*WHAT YOU WILL DO:* Print the listing in its entirety and exactly, leaving out images.

Saved entries
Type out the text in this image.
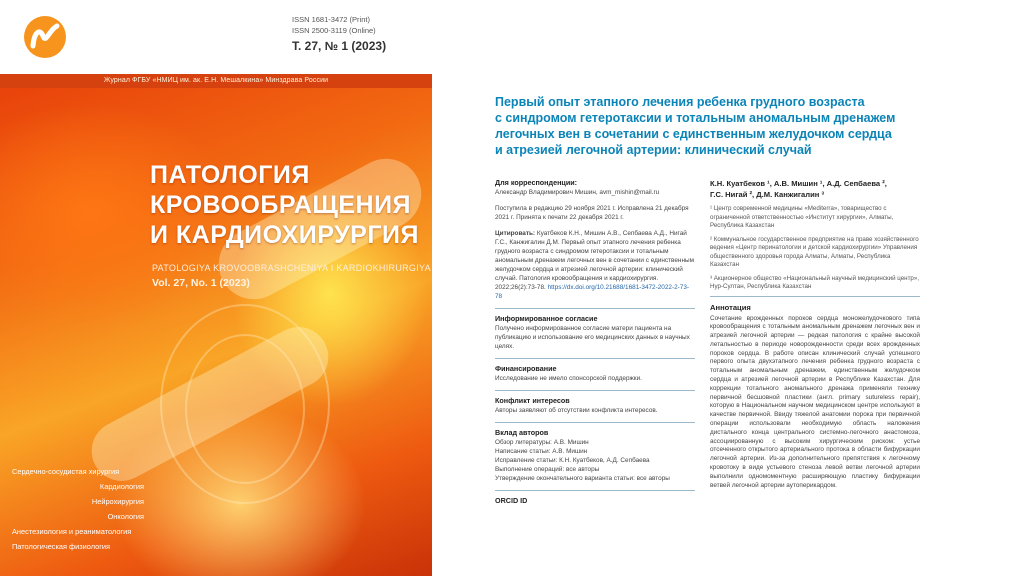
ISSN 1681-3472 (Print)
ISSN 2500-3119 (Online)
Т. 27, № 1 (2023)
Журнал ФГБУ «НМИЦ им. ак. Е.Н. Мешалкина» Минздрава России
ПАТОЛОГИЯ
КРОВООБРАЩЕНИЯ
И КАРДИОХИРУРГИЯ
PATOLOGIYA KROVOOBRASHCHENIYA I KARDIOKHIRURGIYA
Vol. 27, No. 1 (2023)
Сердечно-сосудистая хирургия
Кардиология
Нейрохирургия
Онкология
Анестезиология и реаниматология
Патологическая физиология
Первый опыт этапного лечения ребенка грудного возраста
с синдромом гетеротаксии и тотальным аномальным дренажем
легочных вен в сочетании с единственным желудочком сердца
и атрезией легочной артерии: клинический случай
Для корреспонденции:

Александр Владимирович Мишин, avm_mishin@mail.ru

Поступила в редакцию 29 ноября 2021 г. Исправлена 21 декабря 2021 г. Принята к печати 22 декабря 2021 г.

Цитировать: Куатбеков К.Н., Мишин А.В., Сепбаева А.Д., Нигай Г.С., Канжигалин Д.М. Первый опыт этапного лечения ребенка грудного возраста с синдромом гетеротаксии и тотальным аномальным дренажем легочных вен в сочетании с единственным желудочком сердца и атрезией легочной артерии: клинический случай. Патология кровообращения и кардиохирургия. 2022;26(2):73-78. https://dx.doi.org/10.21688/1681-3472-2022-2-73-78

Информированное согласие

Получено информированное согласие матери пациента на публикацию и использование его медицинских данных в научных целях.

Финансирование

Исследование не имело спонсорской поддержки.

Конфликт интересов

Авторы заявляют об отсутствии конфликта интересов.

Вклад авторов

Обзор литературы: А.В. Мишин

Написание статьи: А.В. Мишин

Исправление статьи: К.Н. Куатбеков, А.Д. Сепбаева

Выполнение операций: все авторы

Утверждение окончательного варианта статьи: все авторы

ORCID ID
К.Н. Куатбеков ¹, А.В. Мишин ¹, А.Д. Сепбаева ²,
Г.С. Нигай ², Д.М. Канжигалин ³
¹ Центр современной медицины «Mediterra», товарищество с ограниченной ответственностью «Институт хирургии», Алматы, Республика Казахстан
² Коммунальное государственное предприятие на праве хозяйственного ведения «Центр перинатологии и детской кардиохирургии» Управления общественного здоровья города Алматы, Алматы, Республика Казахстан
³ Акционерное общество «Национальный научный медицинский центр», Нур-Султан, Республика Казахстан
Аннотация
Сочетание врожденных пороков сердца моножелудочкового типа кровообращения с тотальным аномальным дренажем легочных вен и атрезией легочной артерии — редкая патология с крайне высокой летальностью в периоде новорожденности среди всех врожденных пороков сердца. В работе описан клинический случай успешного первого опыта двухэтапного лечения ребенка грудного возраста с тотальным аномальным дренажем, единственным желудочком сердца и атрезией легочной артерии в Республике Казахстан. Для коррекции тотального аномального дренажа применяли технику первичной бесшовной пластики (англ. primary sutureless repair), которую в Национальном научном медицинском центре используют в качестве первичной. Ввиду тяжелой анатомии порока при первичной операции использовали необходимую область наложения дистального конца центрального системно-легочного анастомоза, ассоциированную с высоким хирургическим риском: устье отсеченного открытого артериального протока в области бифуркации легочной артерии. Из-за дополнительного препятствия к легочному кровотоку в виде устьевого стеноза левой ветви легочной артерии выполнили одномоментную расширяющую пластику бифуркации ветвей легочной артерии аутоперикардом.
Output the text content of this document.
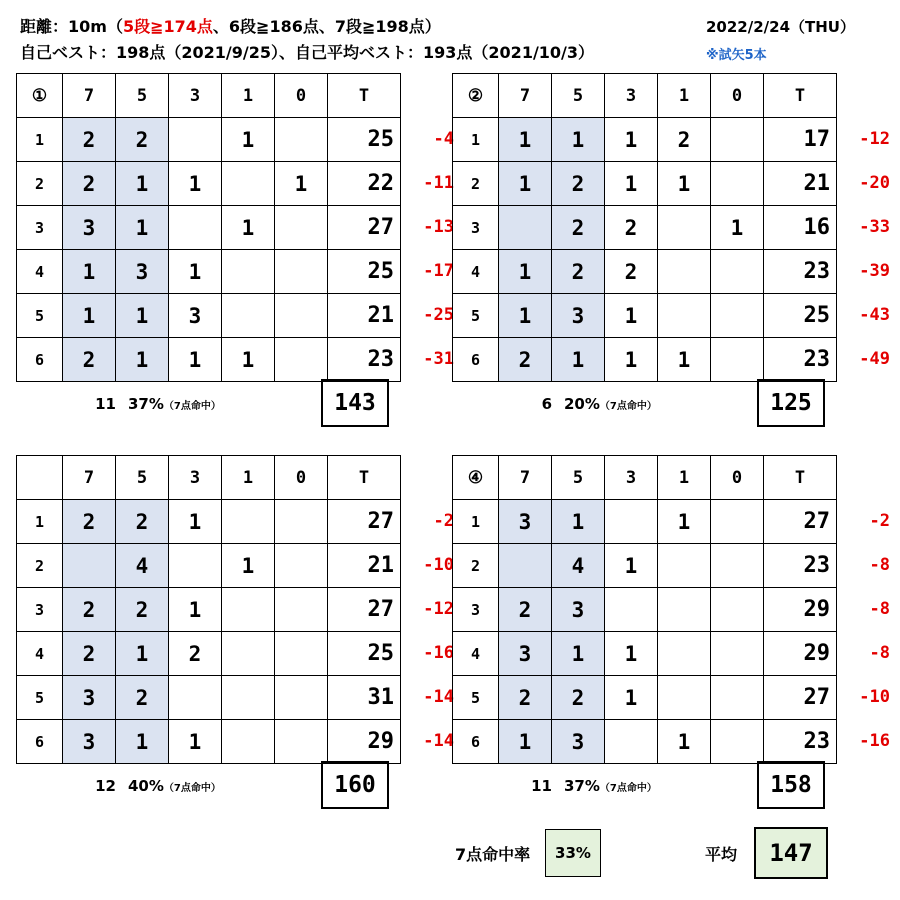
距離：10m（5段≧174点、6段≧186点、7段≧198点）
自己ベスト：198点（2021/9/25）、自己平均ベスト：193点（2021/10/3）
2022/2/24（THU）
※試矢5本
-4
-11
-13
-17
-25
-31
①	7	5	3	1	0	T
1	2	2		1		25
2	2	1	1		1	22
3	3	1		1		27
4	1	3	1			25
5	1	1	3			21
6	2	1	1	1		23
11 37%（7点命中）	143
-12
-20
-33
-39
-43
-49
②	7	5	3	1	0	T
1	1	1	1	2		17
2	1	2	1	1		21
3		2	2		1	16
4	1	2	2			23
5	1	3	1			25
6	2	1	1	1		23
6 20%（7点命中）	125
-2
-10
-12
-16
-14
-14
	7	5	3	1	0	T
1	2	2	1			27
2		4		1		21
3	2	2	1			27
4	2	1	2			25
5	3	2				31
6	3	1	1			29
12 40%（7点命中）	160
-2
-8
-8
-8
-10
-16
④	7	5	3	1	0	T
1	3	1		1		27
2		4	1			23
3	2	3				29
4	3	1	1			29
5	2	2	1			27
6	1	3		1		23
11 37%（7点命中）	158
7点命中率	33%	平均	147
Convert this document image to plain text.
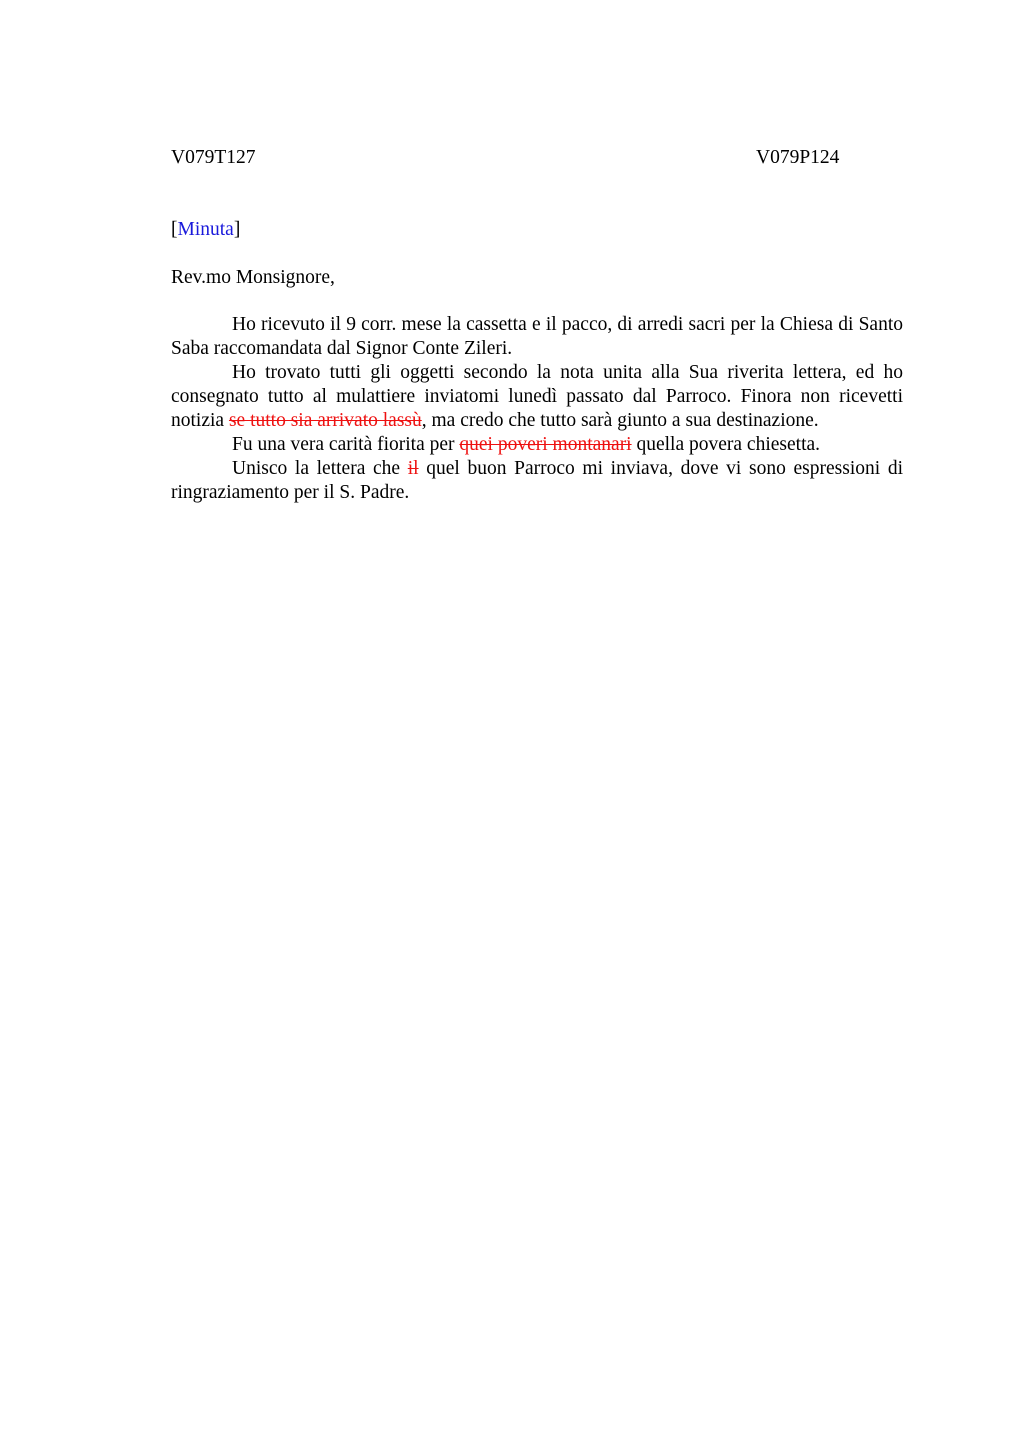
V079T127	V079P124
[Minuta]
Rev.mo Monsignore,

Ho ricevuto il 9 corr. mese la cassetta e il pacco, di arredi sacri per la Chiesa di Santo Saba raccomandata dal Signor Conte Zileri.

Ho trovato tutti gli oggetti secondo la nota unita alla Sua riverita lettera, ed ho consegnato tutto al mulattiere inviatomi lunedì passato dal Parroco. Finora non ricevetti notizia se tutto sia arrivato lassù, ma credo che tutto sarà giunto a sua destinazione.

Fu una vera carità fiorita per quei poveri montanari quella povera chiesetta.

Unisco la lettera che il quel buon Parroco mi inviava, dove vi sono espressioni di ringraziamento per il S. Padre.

*OUTPUT OF THE EXERCISE:*
Type out the text in this image.
ISSN 1681-3472 (Print)
ISSN 2500-3119 (Online)
Т. 27, № 1 (2023)
Журнал ФГБУ «НМИЦ им. ак. Е.Н. Мешалкина» Минздрава России
ПАТОЛОГИЯ
КРОВООБРАЩЕНИЯ
И КАРДИОХИРУРГИЯ
PATOLOGIYA KROVOOBRASHCHENIYA I KARDIOKHIRURGIYA
Vol. 27, No. 1 (2023)
Сердечно-сосудистая хирургия
Кардиология
Нейрохирургия
Онкология
Анестезиология и реаниматология
Патологическая физиология
Первый опыт этапного лечения ребенка грудного возраста
с синдромом гетеротаксии и тотальным аномальным дренажем
легочных вен в сочетании с единственным желудочком сердца
и атрезией легочной артерии: клинический случай
Для корреспонденции:

Александр Владимирович Мишин, avm_mishin@mail.ru

Поступила в редакцию 29 ноября 2021 г. Исправлена 21 декабря 2021 г. Принята к печати 22 декабря 2021 г.

Цитировать: Куатбеков К.Н., Мишин А.В., Сепбаева А.Д., Нигай Г.С., Канжигалин Д.М. Первый опыт этапного лечения ребенка грудного возраста с синдромом гетеротаксии и тотальным аномальным дренажем легочных вен в сочетании с единственным желудочком сердца и атрезией легочной артерии: клинический случай. Патология кровообращения и кардиохирургия. 2022;26(2):73-78. https://dx.doi.org/10.21688/1681-3472-2022-2-73-78

Информированное согласие

Получено информированное согласие матери пациента на публикацию и использование его медицинских данных в научных целях.

Финансирование

Исследование не имело спонсорской поддержки.

Конфликт интересов

Авторы заявляют об отсутствии конфликта интересов.

Вклад авторов

Обзор литературы: А.В. Мишин

Написание статьи: А.В. Мишин

Исправление статьи: К.Н. Куатбеков, А.Д. Сепбаева

Выполнение операций: все авторы

Утверждение окончательного варианта статьи: все авторы

ORCID ID
К.Н. Куатбеков ¹, А.В. Мишин ¹, А.Д. Сепбаева ²,
Г.С. Нигай ², Д.М. Канжигалин ³
¹ Центр современной медицины «Mediterra», товарищество с ограниченной ответственностью «Институт хирургии», Алматы, Республика Казахстан
² Коммунальное государственное предприятие на праве хозяйственного ведения «Центр перинатологии и детской кардиохирургии» Управления общественного здоровья города Алматы, Алматы, Республика Казахстан
³ Акционерное общество «Национальный научный медицинский центр», Нур-Султан, Республика Казахстан
Аннотация
Сочетание врожденных пороков сердца моножелудочкового типа кровообращения с тотальным аномальным дренажем легочных вен и атрезией легочной артерии — редкая патология с крайне высокой летальностью в периоде новорожденности среди всех врожденных пороков сердца. В работе описан клинический случай успешного первого опыта двухэтапного лечения ребенка грудного возраста с тотальным аномальным дренажем, единственным желудочком сердца и атрезией легочной артерии в Республике Казахстан. Для коррекции тотального аномального дренажа применяли технику первичной бесшовной пластики (англ. primary sutureless repair), которую в Национальном научном медицинском центре используют в качестве первичной. Ввиду тяжелой анатомии порока при первичной операции использовали необходимую область наложения дистального конца центрального системно-легочного анастомоза, ассоциированную с высоким хирургическим риском: устье отсеченного открытого артериального протока в области бифуркации легочной артерии. Из-за дополнительного препятствия к легочному кровотоку в виде устьевого стеноза левой ветви легочной артерии выполнили одномоментную расширяющую пластику бифуркации ветвей легочной артерии аутоперикардом.
Output the text content of this document.
距離：10m（5段≧174点、6段≧186点、7段≧198点）
自己ベスト：198点（2021/9/25）、自己平均ベスト：193点（2021/10/3）
2022/2/24（THU）
※試矢5本
-4
-11
-13
-17
-25
-31
①	7	5	3	1	0	T
1	2	2		1		25
2	2	1	1		1	22
3	3	1		1		27
4	1	3	1			25
5	1	1	3			21
6	2	1	1	1		23
11 37%（7点命中）	143
-12
-20
-33
-39
-43
-49
②	7	5	3	1	0	T
1	1	1	1	2		17
2	1	2	1	1		21
3		2	2		1	16
4	1	2	2			23
5	1	3	1			25
6	2	1	1	1		23
6 20%（7点命中）	125
-2
-10
-12
-16
-14
-14
	7	5	3	1	0	T
1	2	2	1			27
2		4		1		21
3	2	2	1			27
4	2	1	2			25
5	3	2				31
6	3	1	1			29
12 40%（7点命中）	160
-2
-8
-8
-8
-10
-16
④	7	5	3	1	0	T
1	3	1		1		27
2		4	1			23
3	2	3				29
4	3	1	1			29
5	2	2	1			27
6	1	3		1		23
11 37%（7点命中）	158
7点命中率	33%	平均	147
Convert this document image to plain text.
V079T127	V079P124
[Minuta]
Rev.mo Monsignore,

Ho ricevuto il 9 corr. mese la cassetta e il pacco, di arredi sacri per la Chiesa di Santo Saba raccomandata dal Signor Conte Zileri.

Ho trovato tutti gli oggetti secondo la nota unita alla Sua riverita lettera, ed ho consegnato tutto al mulattiere inviatomi lunedì passato dal Parroco. Finora non ricevetti notizia se tutto sia arrivato lassù, ma credo che tutto sarà giunto a sua destinazione.

Fu una vera carità fiorita per quei poveri montanari quella povera chiesetta.

Unisco la lettera che il quel buon Parroco mi inviava, dove vi sono espressioni di ringraziamento per il S. Padre.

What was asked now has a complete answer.